#### TASK STATEMENT
Lift out all lines below that contain "What".
Start of EXTRACTED INFORMATION
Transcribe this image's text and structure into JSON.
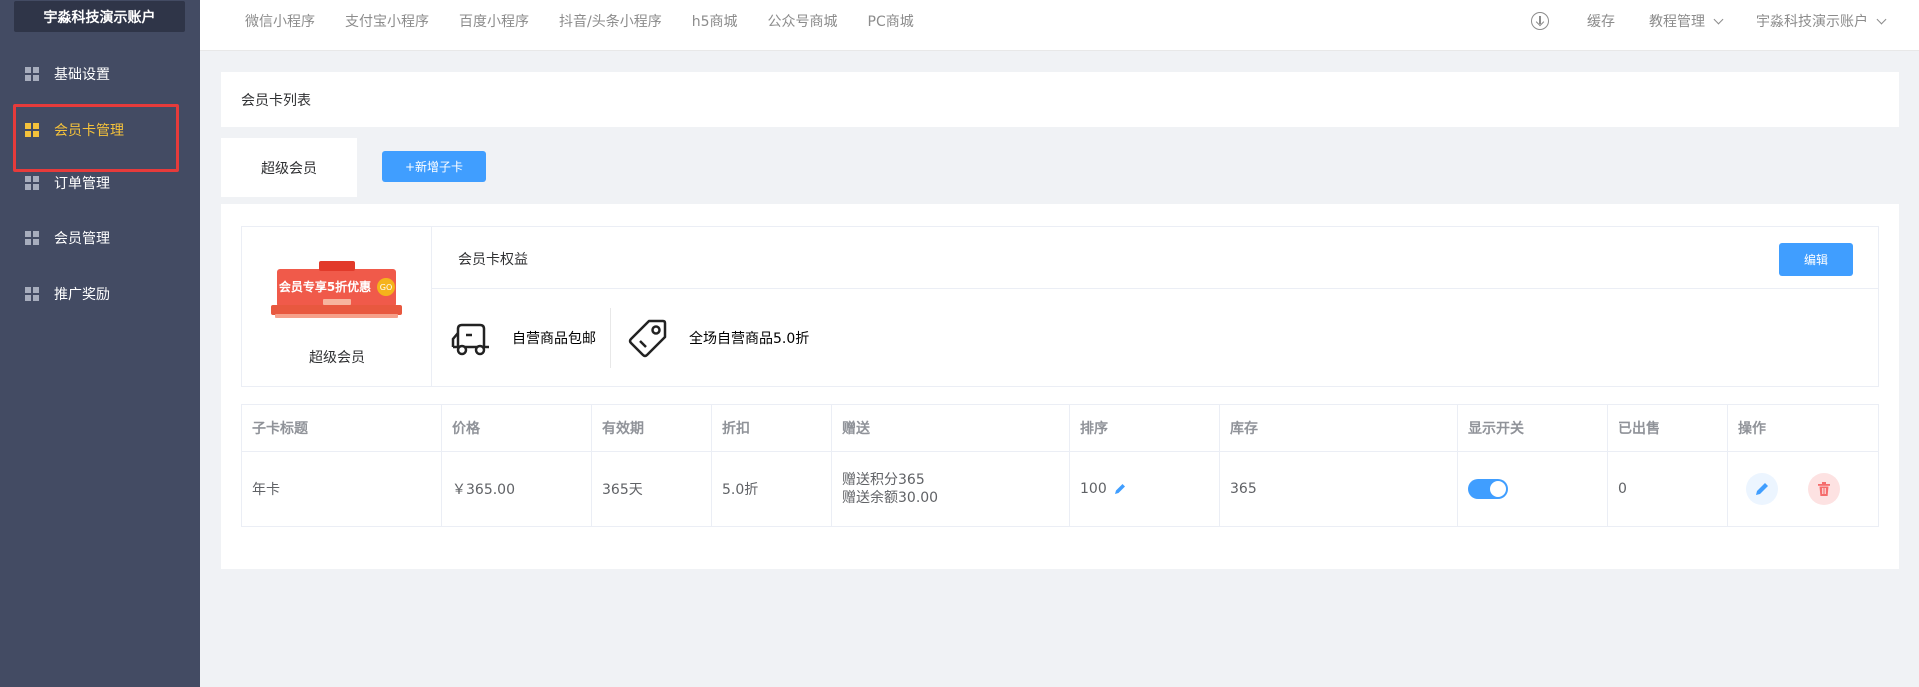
{
  "sidebar": {
    "account": "宇淼科技演示账户",
    "items": [
      {
        "label": "基础设置"
      },
      {
        "label": "会员卡管理"
      },
      {
        "label": "订单管理"
      },
      {
        "label": "会员管理"
      },
      {
        "label": "推广奖励"
      }
    ],
    "active_index": 1,
    "accent_color": "#f5c23b",
    "highlight_color": "#e63b3b"
  },
  "topbar": {
    "nav": [
      "微信小程序",
      "支付宝小程序",
      "百度小程序",
      "抖音/头条小程序",
      "h5商城",
      "公众号商城",
      "PC商城"
    ],
    "download_icon": "download-icon",
    "cache": "缓存",
    "tutorial": "教程管理",
    "account": "宇淼科技演示账户"
  },
  "page": {
    "title": "会员卡列表",
    "tab": "超级会员",
    "add_button": "+新增子卡"
  },
  "card": {
    "name": "超级会员",
    "image_text": "会员专享5折优惠",
    "rights_title": "会员卡权益",
    "edit_button": "编辑",
    "benefits": [
      {
        "icon": "delivery-truck-icon",
        "label": "自营商品包邮"
      },
      {
        "icon": "price-tag-icon",
        "label": "全场自营商品5.0折"
      }
    ]
  },
  "table": {
    "columns": [
      "子卡标题",
      "价格",
      "有效期",
      "折扣",
      "赠送",
      "排序",
      "库存",
      "显示开关",
      "已出售",
      "操作"
    ],
    "rows": [
      {
        "title": "年卡",
        "price": "￥365.00",
        "validity": "365天",
        "discount": "5.0折",
        "gift_points": "赠送积分365",
        "gift_balance": "赠送余额30.00",
        "sort": "100",
        "stock": "365",
        "visible": true,
        "sold": "0"
      }
    ]
  },
  "colors": {
    "primary": "#409eff",
    "danger": "#f56c6c",
    "sidebar_bg": "#434b63"
  }
}
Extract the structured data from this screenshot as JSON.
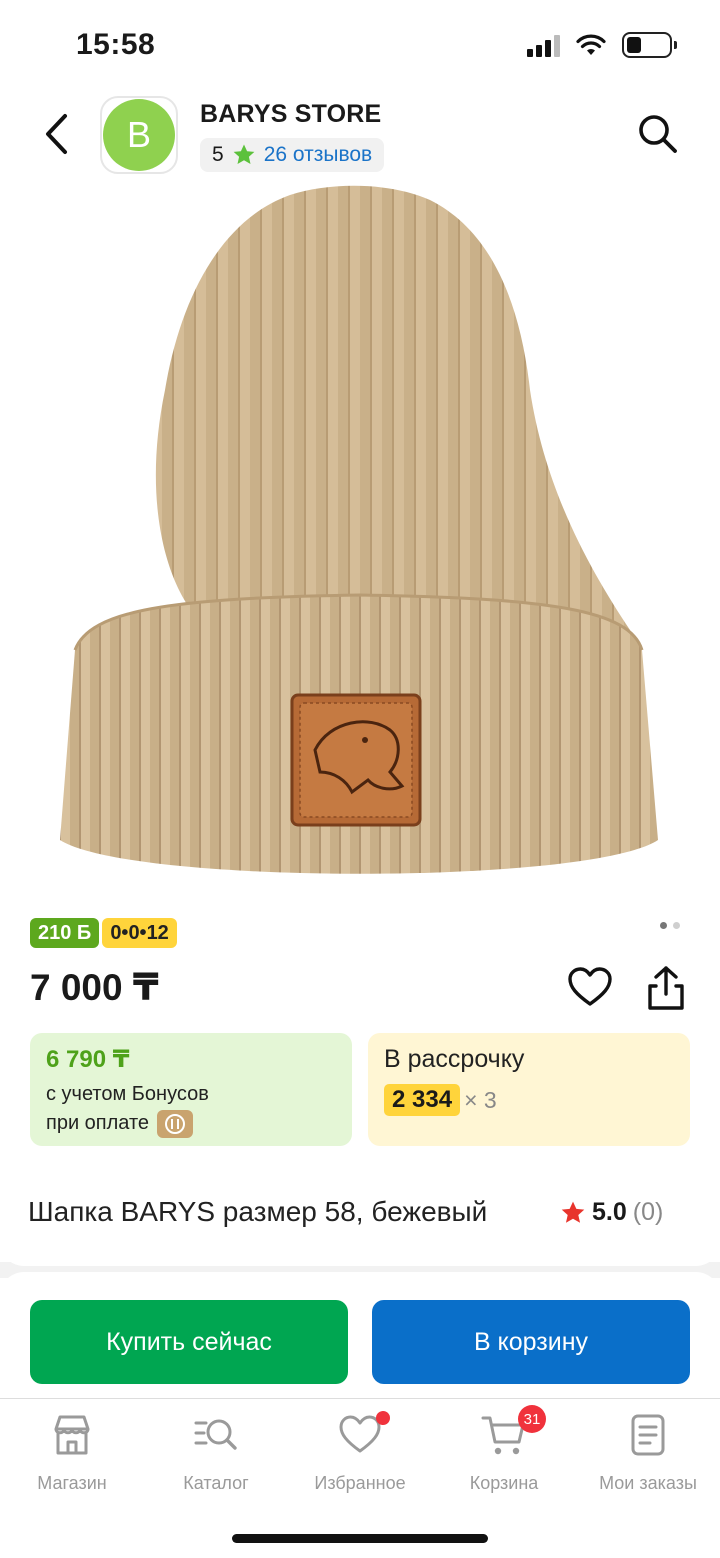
{
  "status_bar": {
    "time": "15:58"
  },
  "header": {
    "store_initial": "B",
    "store_name": "BARYS STORE",
    "rating": "5",
    "reviews": "26 отзывов"
  },
  "product": {
    "badges": {
      "bonus": "210 Б",
      "installment": "0•0•12"
    },
    "price": "7 000 ₸",
    "bonus_card": {
      "price": "6 790 ₸",
      "line1": "с учетом Бонусов",
      "line2": "при оплате"
    },
    "installment_card": {
      "title": "В рассрочку",
      "amount": "2 334",
      "multiplier": "× 3"
    },
    "title": "Шапка BARYS размер 58, бежевый",
    "rating": "5.0",
    "rating_count": "(0)",
    "image_pager": {
      "count": 2,
      "active": 1
    }
  },
  "actions": {
    "buy_now": "Купить сейчас",
    "add_to_cart": "В корзину"
  },
  "bottom_nav": {
    "items": [
      {
        "label": "Магазин",
        "icon": "store-icon"
      },
      {
        "label": "Каталог",
        "icon": "catalog-search-icon"
      },
      {
        "label": "Избранное",
        "icon": "heart-icon"
      },
      {
        "label": "Корзина",
        "icon": "cart-icon",
        "badge": "31"
      },
      {
        "label": "Мои заказы",
        "icon": "orders-icon"
      }
    ]
  },
  "colors": {
    "accent_green": "#00a651",
    "accent_blue": "#0a6fc9",
    "bonus_green": "#5da81e",
    "installment_yellow": "#ffd43b",
    "badge_red": "#f0323c"
  }
}
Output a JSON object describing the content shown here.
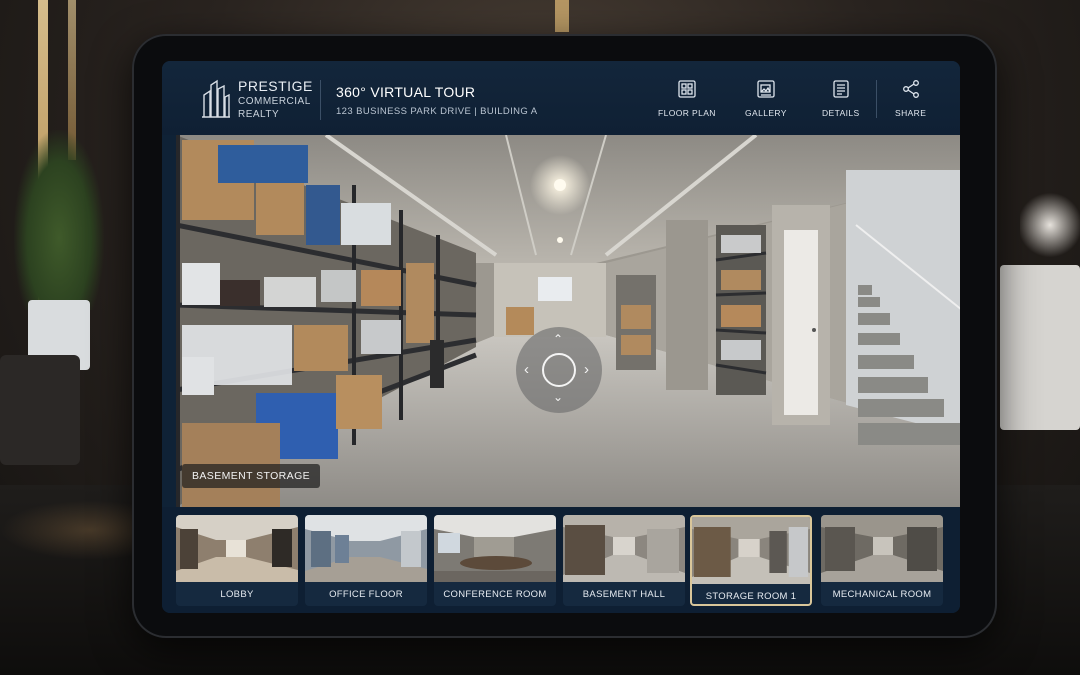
{
  "brand": {
    "line1": "PRESTIGE",
    "line2": "COMMERCIAL",
    "line3": "REALTY"
  },
  "tour": {
    "title": "360° VIRTUAL TOUR",
    "address": "123 BUSINESS PARK DRIVE | BUILDING A"
  },
  "nav": [
    {
      "label": "FLOOR PLAN",
      "icon": "floor-plan-icon"
    },
    {
      "label": "GALLERY",
      "icon": "gallery-icon"
    },
    {
      "label": "DETAILS",
      "icon": "details-icon"
    },
    {
      "label": "SHARE",
      "icon": "share-icon"
    }
  ],
  "scene": {
    "label": "BASEMENT STORAGE"
  },
  "thumbnails": [
    {
      "label": "LOBBY",
      "active": false
    },
    {
      "label": "OFFICE FLOOR",
      "active": false
    },
    {
      "label": "CONFERENCE ROOM",
      "active": false
    },
    {
      "label": "BASEMENT HALL",
      "active": false
    },
    {
      "label": "STORAGE ROOM 1",
      "active": true
    },
    {
      "label": "MECHANICAL ROOM",
      "active": false
    }
  ],
  "colors": {
    "screen_bg": "#0f2236",
    "active_border": "#d9c69a",
    "text": "#e6ebf1"
  }
}
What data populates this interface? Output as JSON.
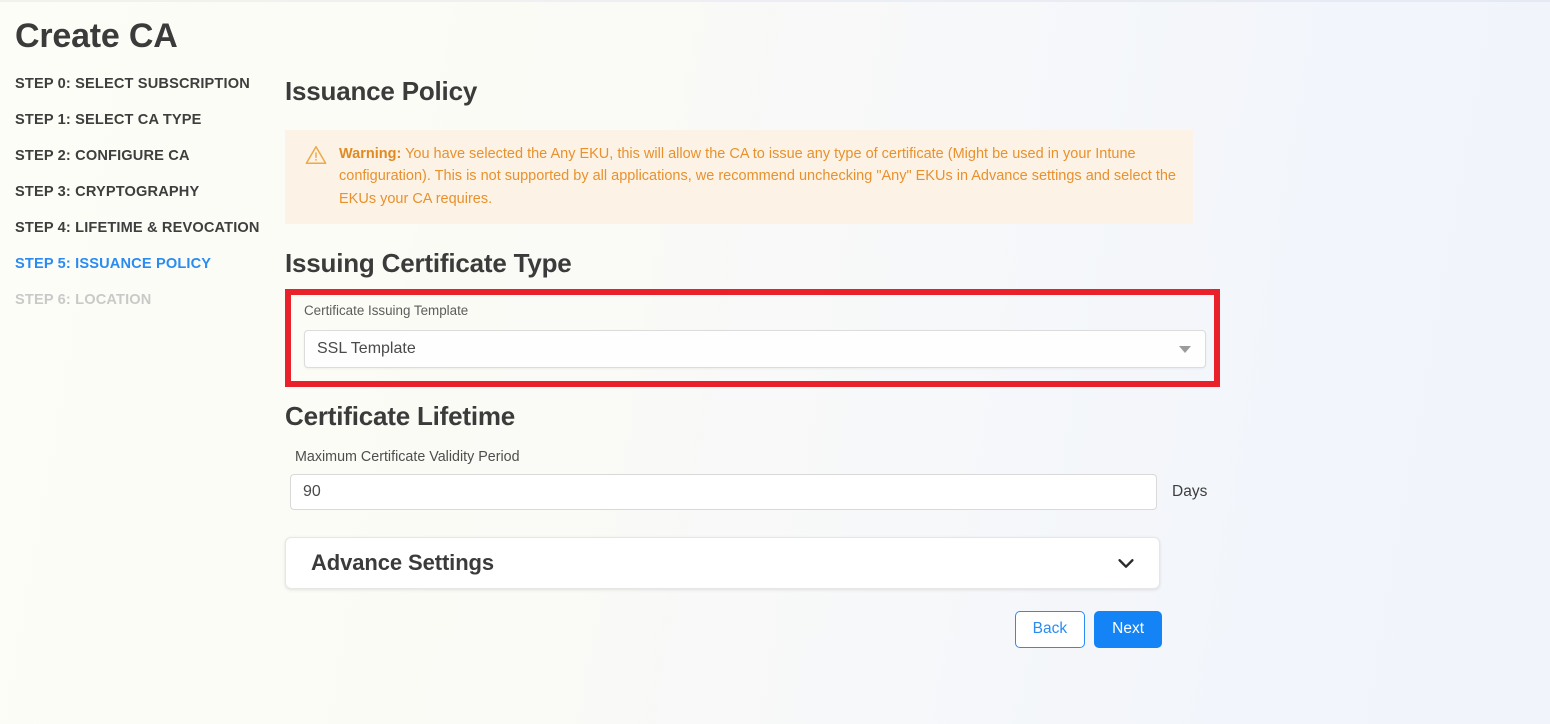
{
  "page": {
    "title": "Create CA"
  },
  "sidebar": {
    "items": [
      {
        "label": "STEP 0: SELECT SUBSCRIPTION",
        "state": "default"
      },
      {
        "label": "STEP 1: SELECT CA TYPE",
        "state": "default"
      },
      {
        "label": "STEP 2: CONFIGURE CA",
        "state": "default"
      },
      {
        "label": "STEP 3: CRYPTOGRAPHY",
        "state": "default"
      },
      {
        "label": "STEP 4: LIFETIME & REVOCATION",
        "state": "default"
      },
      {
        "label": "STEP 5: ISSUANCE POLICY",
        "state": "active"
      },
      {
        "label": "STEP 6: LOCATION",
        "state": "disabled"
      }
    ]
  },
  "main": {
    "heading": "Issuance Policy",
    "warning": {
      "icon": "warning-triangle-icon",
      "label": "Warning:",
      "text": " You have selected the Any EKU, this will allow the CA to issue any type of certificate (Might be used in your Intune configuration). This is not supported by all applications, we recommend unchecking \"Any\" EKUs in Advance settings and select the EKUs your CA requires.",
      "background_color": "#fcf3e6",
      "text_color": "#e8912d"
    },
    "issuing_certificate_type": {
      "heading": "Issuing Certificate Type",
      "field_label": "Certificate Issuing Template",
      "selected_value": "SSL Template",
      "caret_icon": "chevron-down-icon",
      "highlight_color": "#e8212b"
    },
    "certificate_lifetime": {
      "heading": "Certificate Lifetime",
      "field_label": "Maximum Certificate Validity Period",
      "value": "90",
      "placeholder": "90",
      "unit": "Days"
    },
    "advance_settings": {
      "title": "Advance Settings",
      "chevron_icon": "chevron-down-icon",
      "expanded": false
    },
    "buttons": {
      "back": "Back",
      "next": "Next",
      "next_color": "#1383f5",
      "back_color": "#2a8bf2"
    }
  }
}
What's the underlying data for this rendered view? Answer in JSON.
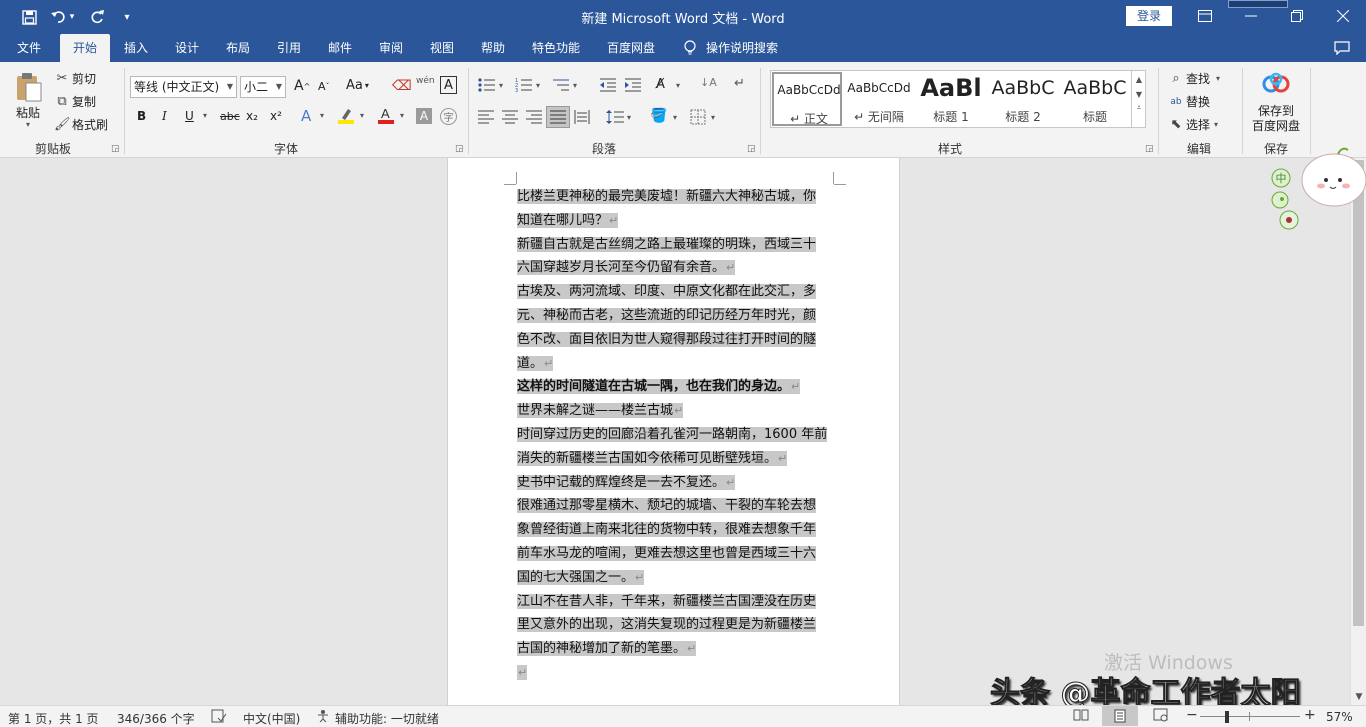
{
  "titlebar": {
    "title": "新建 Microsoft Word 文档  -  Word",
    "login": "登录",
    "customize": "▾"
  },
  "tabs": [
    "文件",
    "开始",
    "插入",
    "设计",
    "布局",
    "引用",
    "邮件",
    "审阅",
    "视图",
    "帮助",
    "特色功能",
    "百度网盘"
  ],
  "tell_me": "操作说明搜索",
  "ribbon": {
    "clipboard": {
      "paste": "粘贴",
      "cut": "剪切",
      "copy": "复制",
      "format_painter": "格式刷",
      "label": "剪贴板"
    },
    "font": {
      "font_name": "等线 (中文正文)",
      "font_size": "小二",
      "label": "字体",
      "bold": "B",
      "italic": "I",
      "underline": "U",
      "strike": "abc",
      "sub": "x₂",
      "sup": "x²",
      "case": "Aa",
      "grow": "A",
      "shrink": "A",
      "phonetic": "wén",
      "border_char": "A"
    },
    "paragraph": {
      "label": "段落"
    },
    "styles": {
      "label": "样式",
      "items": [
        {
          "sample": "AaBbCcDd",
          "name": "↵ 正文"
        },
        {
          "sample": "AaBbCcDd",
          "name": "↵ 无间隔"
        },
        {
          "sample": "AaBl",
          "name": "标题 1"
        },
        {
          "sample": "AaBbC",
          "name": "标题 2"
        },
        {
          "sample": "AaBbC",
          "name": "标题"
        }
      ]
    },
    "editing": {
      "label": "编辑",
      "find": "查找",
      "replace": "替换",
      "select": "选择"
    },
    "save": {
      "label": "保存",
      "button": "保存到\n百度网盘",
      "line1": "保存到",
      "line2": "百度网盘"
    }
  },
  "document": {
    "paragraphs": [
      {
        "lines": [
          "比楼兰更神秘的最完美废墟！新疆六大神秘古城，你",
          "知道在哪儿吗？"
        ],
        "bold": false
      },
      {
        "lines": [
          "新疆自古就是古丝绸之路上最璀璨的明珠，西域三十",
          "六国穿越岁月长河至今仍留有余音。"
        ],
        "bold": false
      },
      {
        "lines": [
          "古埃及、两河流域、印度、中原文化都在此交汇，多",
          "元、神秘而古老，这些流逝的印记历经万年时光，颜",
          "色不改、面目依旧为世人窥得那段过往打开时间的隧",
          "道。"
        ],
        "bold": false
      },
      {
        "lines": [
          "这样的时间隧道在古城一隅，也在我们的身边。"
        ],
        "bold": true
      },
      {
        "lines": [
          "世界未解之谜——楼兰古城"
        ],
        "bold": false
      },
      {
        "lines": [
          "时间穿过历史的回廊沿着孔雀河一路朝南，1600 年前",
          "消失的新疆楼兰古国如今依稀可见断壁残垣。"
        ],
        "bold": false
      },
      {
        "lines": [
          "史书中记载的辉煌终是一去不复还。"
        ],
        "bold": false
      },
      {
        "lines": [
          "很难通过那零星横木、颓圮的城墙、干裂的车轮去想",
          "象曾经街道上南来北往的货物中转，很难去想象千年",
          "前车水马龙的喧闹，更难去想这里也曾是西域三十六",
          "国的七大强国之一。"
        ],
        "bold": false
      },
      {
        "lines": [
          "江山不在昔人非，千年来，新疆楼兰古国湮没在历史",
          "里又意外的出现，这消失复现的过程更是为新疆楼兰",
          "古国的神秘增加了新的笔墨。"
        ],
        "bold": false
      },
      {
        "lines": [
          ""
        ],
        "bold": false
      }
    ],
    "para_mark": "↵"
  },
  "watermarks": {
    "activate": "激活 Windows",
    "toutiao": "头条 @革命工作者太阳"
  },
  "mascot_text": "中",
  "statusbar": {
    "page": "第 1 页，共 1 页",
    "words": "346/366 个字",
    "language": "中文(中国)",
    "accessibility": "辅助功能: 一切就绪",
    "zoom": "57%",
    "zoom_minus": "−",
    "zoom_plus": "+"
  }
}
End of EXTRACTED INFORMATION
#### ANSWER IN FULL
What data populates this interface? Output as JSON.
What's the underlying data for this rendered view? Answer in JSON.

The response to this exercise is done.